MATERIAL FOR THIS TASK:
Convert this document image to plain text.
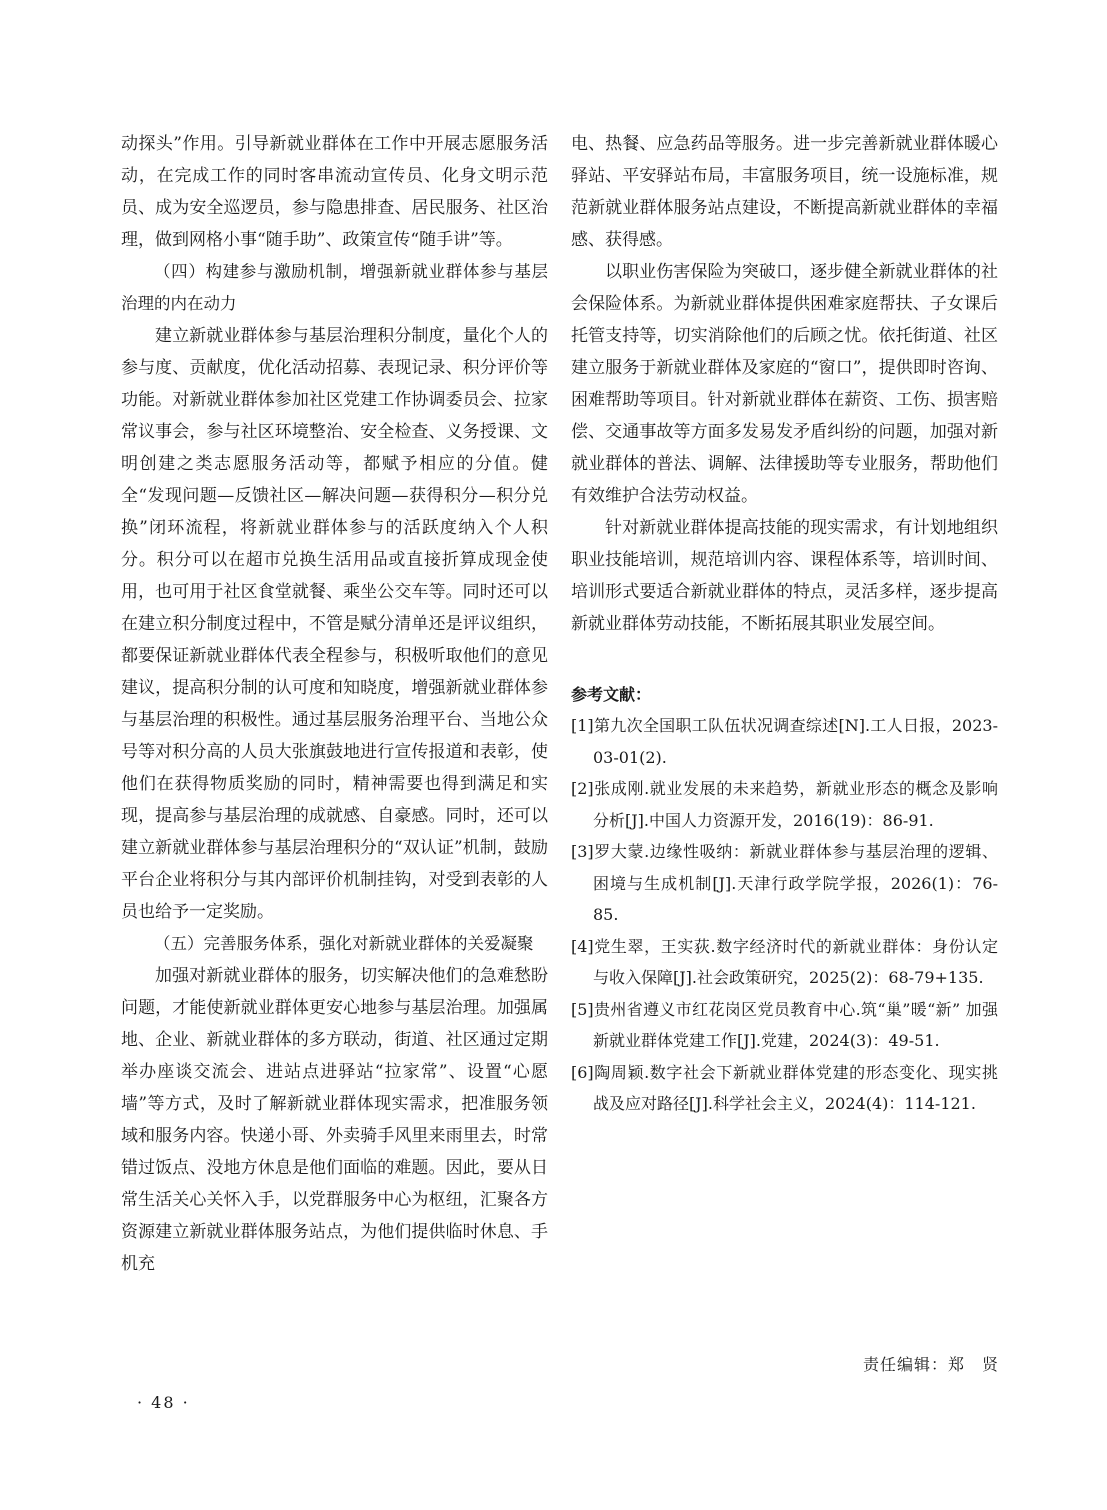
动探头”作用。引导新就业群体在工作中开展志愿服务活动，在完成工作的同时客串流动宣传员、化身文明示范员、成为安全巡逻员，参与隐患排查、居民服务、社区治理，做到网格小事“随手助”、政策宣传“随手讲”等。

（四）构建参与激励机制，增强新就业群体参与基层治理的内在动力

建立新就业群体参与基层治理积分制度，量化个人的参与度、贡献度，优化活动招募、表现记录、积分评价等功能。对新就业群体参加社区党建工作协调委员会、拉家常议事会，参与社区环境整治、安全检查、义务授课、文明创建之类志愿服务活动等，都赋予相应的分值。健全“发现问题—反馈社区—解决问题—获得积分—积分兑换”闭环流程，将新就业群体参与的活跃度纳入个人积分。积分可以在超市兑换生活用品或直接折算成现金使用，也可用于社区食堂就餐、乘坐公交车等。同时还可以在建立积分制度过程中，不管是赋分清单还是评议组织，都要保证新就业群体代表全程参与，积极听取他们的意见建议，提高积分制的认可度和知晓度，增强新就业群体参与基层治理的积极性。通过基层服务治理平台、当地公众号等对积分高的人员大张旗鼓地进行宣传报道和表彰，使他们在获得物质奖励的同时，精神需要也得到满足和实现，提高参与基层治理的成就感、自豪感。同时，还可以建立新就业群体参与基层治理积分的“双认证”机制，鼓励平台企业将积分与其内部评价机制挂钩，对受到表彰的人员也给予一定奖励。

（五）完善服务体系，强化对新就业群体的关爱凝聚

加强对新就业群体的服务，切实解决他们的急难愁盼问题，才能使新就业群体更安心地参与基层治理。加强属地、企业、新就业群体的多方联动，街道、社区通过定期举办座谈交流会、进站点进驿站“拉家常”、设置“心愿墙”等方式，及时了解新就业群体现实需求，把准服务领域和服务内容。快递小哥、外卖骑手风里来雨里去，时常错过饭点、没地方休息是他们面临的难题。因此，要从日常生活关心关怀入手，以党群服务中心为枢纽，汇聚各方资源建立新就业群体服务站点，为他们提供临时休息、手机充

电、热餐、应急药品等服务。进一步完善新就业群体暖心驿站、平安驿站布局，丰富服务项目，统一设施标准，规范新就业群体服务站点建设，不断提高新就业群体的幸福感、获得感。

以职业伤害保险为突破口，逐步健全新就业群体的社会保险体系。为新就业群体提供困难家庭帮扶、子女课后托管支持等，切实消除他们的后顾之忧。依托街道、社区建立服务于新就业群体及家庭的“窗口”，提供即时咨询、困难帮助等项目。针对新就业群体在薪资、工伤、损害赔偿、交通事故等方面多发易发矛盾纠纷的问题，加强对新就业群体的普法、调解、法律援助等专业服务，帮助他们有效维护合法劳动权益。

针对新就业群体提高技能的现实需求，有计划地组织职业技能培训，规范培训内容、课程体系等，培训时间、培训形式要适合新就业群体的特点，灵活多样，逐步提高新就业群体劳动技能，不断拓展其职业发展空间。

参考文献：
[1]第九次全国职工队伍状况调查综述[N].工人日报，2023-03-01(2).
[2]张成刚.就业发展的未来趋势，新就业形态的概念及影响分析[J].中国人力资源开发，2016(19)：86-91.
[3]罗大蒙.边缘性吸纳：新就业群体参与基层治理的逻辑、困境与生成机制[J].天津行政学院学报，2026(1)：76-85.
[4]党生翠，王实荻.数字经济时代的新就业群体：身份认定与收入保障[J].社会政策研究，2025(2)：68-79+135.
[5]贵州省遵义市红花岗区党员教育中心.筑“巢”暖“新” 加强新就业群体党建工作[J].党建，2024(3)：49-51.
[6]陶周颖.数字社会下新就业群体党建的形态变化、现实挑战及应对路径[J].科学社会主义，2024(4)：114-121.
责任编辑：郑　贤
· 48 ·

PROBLEM TO SOLVE: Copy the listing over exactly, skipping the pictures it holds.

RESULT FOR THIS TASK:
Convert this document image to plain text.
动探头”作用。引导新就业群体在工作中开展志愿服务活动，在完成工作的同时客串流动宣传员、化身文明示范员、成为安全巡逻员，参与隐患排查、居民服务、社区治理，做到网格小事“随手助”、政策宣传“随手讲”等。

（四）构建参与激励机制，增强新就业群体参与基层治理的内在动力

建立新就业群体参与基层治理积分制度，量化个人的参与度、贡献度，优化活动招募、表现记录、积分评价等功能。对新就业群体参加社区党建工作协调委员会、拉家常议事会，参与社区环境整治、安全检查、义务授课、文明创建之类志愿服务活动等，都赋予相应的分值。健全“发现问题—反馈社区—解决问题—获得积分—积分兑换”闭环流程，将新就业群体参与的活跃度纳入个人积分。积分可以在超市兑换生活用品或直接折算成现金使用，也可用于社区食堂就餐、乘坐公交车等。同时还可以在建立积分制度过程中，不管是赋分清单还是评议组织，都要保证新就业群体代表全程参与，积极听取他们的意见建议，提高积分制的认可度和知晓度，增强新就业群体参与基层治理的积极性。通过基层服务治理平台、当地公众号等对积分高的人员大张旗鼓地进行宣传报道和表彰，使他们在获得物质奖励的同时，精神需要也得到满足和实现，提高参与基层治理的成就感、自豪感。同时，还可以建立新就业群体参与基层治理积分的“双认证”机制，鼓励平台企业将积分与其内部评价机制挂钩，对受到表彰的人员也给予一定奖励。

（五）完善服务体系，强化对新就业群体的关爱凝聚

加强对新就业群体的服务，切实解决他们的急难愁盼问题，才能使新就业群体更安心地参与基层治理。加强属地、企业、新就业群体的多方联动，街道、社区通过定期举办座谈交流会、进站点进驿站“拉家常”、设置“心愿墙”等方式，及时了解新就业群体现实需求，把准服务领域和服务内容。快递小哥、外卖骑手风里来雨里去，时常错过饭点、没地方休息是他们面临的难题。因此，要从日常生活关心关怀入手，以党群服务中心为枢纽，汇聚各方资源建立新就业群体服务站点，为他们提供临时休息、手机充

电、热餐、应急药品等服务。进一步完善新就业群体暖心驿站、平安驿站布局，丰富服务项目，统一设施标准，规范新就业群体服务站点建设，不断提高新就业群体的幸福感、获得感。

以职业伤害保险为突破口，逐步健全新就业群体的社会保险体系。为新就业群体提供困难家庭帮扶、子女课后托管支持等，切实消除他们的后顾之忧。依托街道、社区建立服务于新就业群体及家庭的“窗口”，提供即时咨询、困难帮助等项目。针对新就业群体在薪资、工伤、损害赔偿、交通事故等方面多发易发矛盾纠纷的问题，加强对新就业群体的普法、调解、法律援助等专业服务，帮助他们有效维护合法劳动权益。

针对新就业群体提高技能的现实需求，有计划地组织职业技能培训，规范培训内容、课程体系等，培训时间、培训形式要适合新就业群体的特点，灵活多样，逐步提高新就业群体劳动技能，不断拓展其职业发展空间。

参考文献：
[1]第九次全国职工队伍状况调查综述[N].工人日报，2023-03-01(2).
[2]张成刚.就业发展的未来趋势，新就业形态的概念及影响分析[J].中国人力资源开发，2016(19)：86-91.
[3]罗大蒙.边缘性吸纳：新就业群体参与基层治理的逻辑、困境与生成机制[J].天津行政学院学报，2026(1)：76-85.
[4]党生翠，王实荻.数字经济时代的新就业群体：身份认定与收入保障[J].社会政策研究，2025(2)：68-79+135.
[5]贵州省遵义市红花岗区党员教育中心.筑“巢”暖“新” 加强新就业群体党建工作[J].党建，2024(3)：49-51.
[6]陶周颖.数字社会下新就业群体党建的形态变化、现实挑战及应对路径[J].科学社会主义，2024(4)：114-121.
责任编辑：郑　贤
· 48 ·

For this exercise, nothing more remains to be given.